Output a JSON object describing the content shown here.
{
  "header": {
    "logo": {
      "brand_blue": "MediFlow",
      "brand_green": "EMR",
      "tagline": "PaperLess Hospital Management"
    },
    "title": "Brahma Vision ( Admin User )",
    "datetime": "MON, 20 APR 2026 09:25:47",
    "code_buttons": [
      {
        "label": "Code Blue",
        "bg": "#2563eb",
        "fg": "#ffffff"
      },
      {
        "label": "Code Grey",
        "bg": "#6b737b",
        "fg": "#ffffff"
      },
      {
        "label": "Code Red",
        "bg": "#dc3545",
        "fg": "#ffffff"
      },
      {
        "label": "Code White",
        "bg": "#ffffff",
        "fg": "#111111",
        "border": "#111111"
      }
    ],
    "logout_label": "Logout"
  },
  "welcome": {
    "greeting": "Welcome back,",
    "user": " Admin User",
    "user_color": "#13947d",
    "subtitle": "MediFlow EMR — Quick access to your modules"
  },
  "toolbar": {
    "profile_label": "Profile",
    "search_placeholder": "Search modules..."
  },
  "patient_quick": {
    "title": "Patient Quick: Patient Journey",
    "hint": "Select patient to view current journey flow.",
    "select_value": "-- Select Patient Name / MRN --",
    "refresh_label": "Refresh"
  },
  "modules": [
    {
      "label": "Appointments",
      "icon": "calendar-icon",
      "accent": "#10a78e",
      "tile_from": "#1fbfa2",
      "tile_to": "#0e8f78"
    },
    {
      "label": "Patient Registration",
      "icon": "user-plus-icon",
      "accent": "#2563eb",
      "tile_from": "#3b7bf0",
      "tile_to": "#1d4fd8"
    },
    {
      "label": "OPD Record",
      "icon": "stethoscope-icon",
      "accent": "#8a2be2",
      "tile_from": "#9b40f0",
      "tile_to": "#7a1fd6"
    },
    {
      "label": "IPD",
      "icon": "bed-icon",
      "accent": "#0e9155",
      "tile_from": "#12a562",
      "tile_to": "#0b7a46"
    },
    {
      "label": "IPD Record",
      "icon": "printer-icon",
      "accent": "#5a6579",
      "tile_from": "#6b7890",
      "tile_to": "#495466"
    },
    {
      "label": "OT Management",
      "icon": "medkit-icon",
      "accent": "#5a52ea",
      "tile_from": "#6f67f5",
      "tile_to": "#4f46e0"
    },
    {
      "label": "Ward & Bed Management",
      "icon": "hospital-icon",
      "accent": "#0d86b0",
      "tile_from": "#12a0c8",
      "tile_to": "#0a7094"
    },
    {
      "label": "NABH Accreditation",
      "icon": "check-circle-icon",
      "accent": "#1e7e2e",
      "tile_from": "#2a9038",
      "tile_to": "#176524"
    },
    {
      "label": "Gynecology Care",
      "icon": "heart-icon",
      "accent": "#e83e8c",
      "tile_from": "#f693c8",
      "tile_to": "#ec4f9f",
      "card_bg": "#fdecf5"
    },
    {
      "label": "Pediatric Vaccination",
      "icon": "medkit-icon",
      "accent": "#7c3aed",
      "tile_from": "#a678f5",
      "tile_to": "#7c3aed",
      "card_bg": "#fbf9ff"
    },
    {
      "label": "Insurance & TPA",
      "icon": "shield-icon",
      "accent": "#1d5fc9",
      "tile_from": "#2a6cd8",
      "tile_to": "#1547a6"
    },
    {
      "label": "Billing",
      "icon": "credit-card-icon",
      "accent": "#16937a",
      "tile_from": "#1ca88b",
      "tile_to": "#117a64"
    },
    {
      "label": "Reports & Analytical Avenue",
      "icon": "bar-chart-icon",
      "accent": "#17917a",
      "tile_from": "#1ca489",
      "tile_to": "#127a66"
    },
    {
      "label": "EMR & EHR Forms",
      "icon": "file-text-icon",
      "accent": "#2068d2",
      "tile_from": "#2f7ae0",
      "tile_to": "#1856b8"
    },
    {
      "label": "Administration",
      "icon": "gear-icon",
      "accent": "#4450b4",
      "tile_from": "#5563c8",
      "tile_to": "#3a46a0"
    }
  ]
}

-=-=-

[EXERCISE DETAILS]: Restate the records, all of them, precisely as written.

[WRITTEN RESPONSE]:
Output a JSON object describing the content shown here.
{
  "header": {
    "logo": {
      "brand_blue": "MediFlow",
      "brand_green": "EMR",
      "tagline": "PaperLess Hospital Management"
    },
    "title": "Brahma Vision ( Admin User )",
    "datetime": "MON, 20 APR 2026 09:25:47",
    "code_buttons": [
      {
        "label": "Code Blue",
        "bg": "#2563eb",
        "fg": "#ffffff"
      },
      {
        "label": "Code Grey",
        "bg": "#6b737b",
        "fg": "#ffffff"
      },
      {
        "label": "Code Red",
        "bg": "#dc3545",
        "fg": "#ffffff"
      },
      {
        "label": "Code White",
        "bg": "#ffffff",
        "fg": "#111111",
        "border": "#111111"
      }
    ],
    "logout_label": "Logout"
  },
  "welcome": {
    "greeting": "Welcome back,",
    "user": " Admin User",
    "user_color": "#13947d",
    "subtitle": "MediFlow EMR — Quick access to your modules"
  },
  "toolbar": {
    "profile_label": "Profile",
    "search_placeholder": "Search modules..."
  },
  "patient_quick": {
    "title": "Patient Quick: Patient Journey",
    "hint": "Select patient to view current journey flow.",
    "select_value": "-- Select Patient Name / MRN --",
    "refresh_label": "Refresh"
  },
  "modules": [
    {
      "label": "Appointments",
      "icon": "calendar-icon",
      "accent": "#10a78e",
      "tile_from": "#1fbfa2",
      "tile_to": "#0e8f78"
    },
    {
      "label": "Patient Registration",
      "icon": "user-plus-icon",
      "accent": "#2563eb",
      "tile_from": "#3b7bf0",
      "tile_to": "#1d4fd8"
    },
    {
      "label": "OPD Record",
      "icon": "stethoscope-icon",
      "accent": "#8a2be2",
      "tile_from": "#9b40f0",
      "tile_to": "#7a1fd6"
    },
    {
      "label": "IPD",
      "icon": "bed-icon",
      "accent": "#0e9155",
      "tile_from": "#12a562",
      "tile_to": "#0b7a46"
    },
    {
      "label": "IPD Record",
      "icon": "printer-icon",
      "accent": "#5a6579",
      "tile_from": "#6b7890",
      "tile_to": "#495466"
    },
    {
      "label": "OT Management",
      "icon": "medkit-icon",
      "accent": "#5a52ea",
      "tile_from": "#6f67f5",
      "tile_to": "#4f46e0"
    },
    {
      "label": "Ward & Bed Management",
      "icon": "hospital-icon",
      "accent": "#0d86b0",
      "tile_from": "#12a0c8",
      "tile_to": "#0a7094"
    },
    {
      "label": "NABH Accreditation",
      "icon": "check-circle-icon",
      "accent": "#1e7e2e",
      "tile_from": "#2a9038",
      "tile_to": "#176524"
    },
    {
      "label": "Gynecology Care",
      "icon": "heart-icon",
      "accent": "#e83e8c",
      "tile_from": "#f693c8",
      "tile_to": "#ec4f9f",
      "card_bg": "#fdecf5"
    },
    {
      "label": "Pediatric Vaccination",
      "icon": "medkit-icon",
      "accent": "#7c3aed",
      "tile_from": "#a678f5",
      "tile_to": "#7c3aed",
      "card_bg": "#fbf9ff"
    },
    {
      "label": "Insurance & TPA",
      "icon": "shield-icon",
      "accent": "#1d5fc9",
      "tile_from": "#2a6cd8",
      "tile_to": "#1547a6"
    },
    {
      "label": "Billing",
      "icon": "credit-card-icon",
      "accent": "#16937a",
      "tile_from": "#1ca88b",
      "tile_to": "#117a64"
    },
    {
      "label": "Reports & Analytical Avenue",
      "icon": "bar-chart-icon",
      "accent": "#17917a",
      "tile_from": "#1ca489",
      "tile_to": "#127a66"
    },
    {
      "label": "EMR & EHR Forms",
      "icon": "file-text-icon",
      "accent": "#2068d2",
      "tile_from": "#2f7ae0",
      "tile_to": "#1856b8"
    },
    {
      "label": "Administration",
      "icon": "gear-icon",
      "accent": "#4450b4",
      "tile_from": "#5563c8",
      "tile_to": "#3a46a0"
    }
  ]
}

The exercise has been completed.